The data must be returned in full and exactly as given.
## BEGIN RECORD LIST
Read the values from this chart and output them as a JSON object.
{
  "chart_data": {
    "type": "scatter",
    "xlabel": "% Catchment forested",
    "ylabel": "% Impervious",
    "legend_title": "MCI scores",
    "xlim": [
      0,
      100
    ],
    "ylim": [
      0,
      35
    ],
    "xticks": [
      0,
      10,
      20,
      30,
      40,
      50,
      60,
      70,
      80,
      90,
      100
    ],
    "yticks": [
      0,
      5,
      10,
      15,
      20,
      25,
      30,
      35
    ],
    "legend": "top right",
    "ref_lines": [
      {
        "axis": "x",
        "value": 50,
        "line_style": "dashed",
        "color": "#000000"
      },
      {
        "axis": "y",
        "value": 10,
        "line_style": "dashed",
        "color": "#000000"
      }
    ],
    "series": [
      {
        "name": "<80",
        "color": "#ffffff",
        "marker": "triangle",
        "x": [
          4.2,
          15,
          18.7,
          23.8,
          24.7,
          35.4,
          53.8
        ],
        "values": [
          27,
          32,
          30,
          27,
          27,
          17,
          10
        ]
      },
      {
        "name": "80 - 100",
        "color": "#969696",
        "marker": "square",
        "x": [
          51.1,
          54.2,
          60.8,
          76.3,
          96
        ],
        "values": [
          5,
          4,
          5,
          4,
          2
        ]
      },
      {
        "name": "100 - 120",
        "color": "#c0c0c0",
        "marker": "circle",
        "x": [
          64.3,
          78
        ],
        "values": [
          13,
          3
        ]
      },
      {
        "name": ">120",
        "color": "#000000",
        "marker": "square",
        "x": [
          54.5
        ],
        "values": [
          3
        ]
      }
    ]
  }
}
## END RECORD LIST
### SOLUTION FOR THIS EXERCISE
Read the values from this chart and output them as a JSON object.
{
  "chart_data": {
    "type": "scatter",
    "xlabel": "% Catchment forested",
    "ylabel": "% Impervious",
    "legend_title": "MCI scores",
    "xlim": [
      0,
      100
    ],
    "ylim": [
      0,
      35
    ],
    "xticks": [
      0,
      10,
      20,
      30,
      40,
      50,
      60,
      70,
      80,
      90,
      100
    ],
    "yticks": [
      0,
      5,
      10,
      15,
      20,
      25,
      30,
      35
    ],
    "legend": "top right",
    "ref_lines": [
      {
        "axis": "x",
        "value": 50,
        "line_style": "dashed",
        "color": "#000000"
      },
      {
        "axis": "y",
        "value": 10,
        "line_style": "dashed",
        "color": "#000000"
      }
    ],
    "series": [
      {
        "name": "<80",
        "color": "#ffffff",
        "marker": "triangle",
        "x": [
          4.2,
          15,
          18.7,
          23.8,
          24.7,
          35.4,
          53.8
        ],
        "values": [
          27,
          32,
          30,
          27,
          27,
          17,
          10
        ]
      },
      {
        "name": "80 - 100",
        "color": "#969696",
        "marker": "square",
        "x": [
          51.1,
          54.2,
          60.8,
          76.3,
          96
        ],
        "values": [
          5,
          4,
          5,
          4,
          2
        ]
      },
      {
        "name": "100 - 120",
        "color": "#c0c0c0",
        "marker": "circle",
        "x": [
          64.3,
          78
        ],
        "values": [
          13,
          3
        ]
      },
      {
        "name": ">120",
        "color": "#000000",
        "marker": "square",
        "x": [
          54.5
        ],
        "values": [
          3
        ]
      }
    ]
  }
}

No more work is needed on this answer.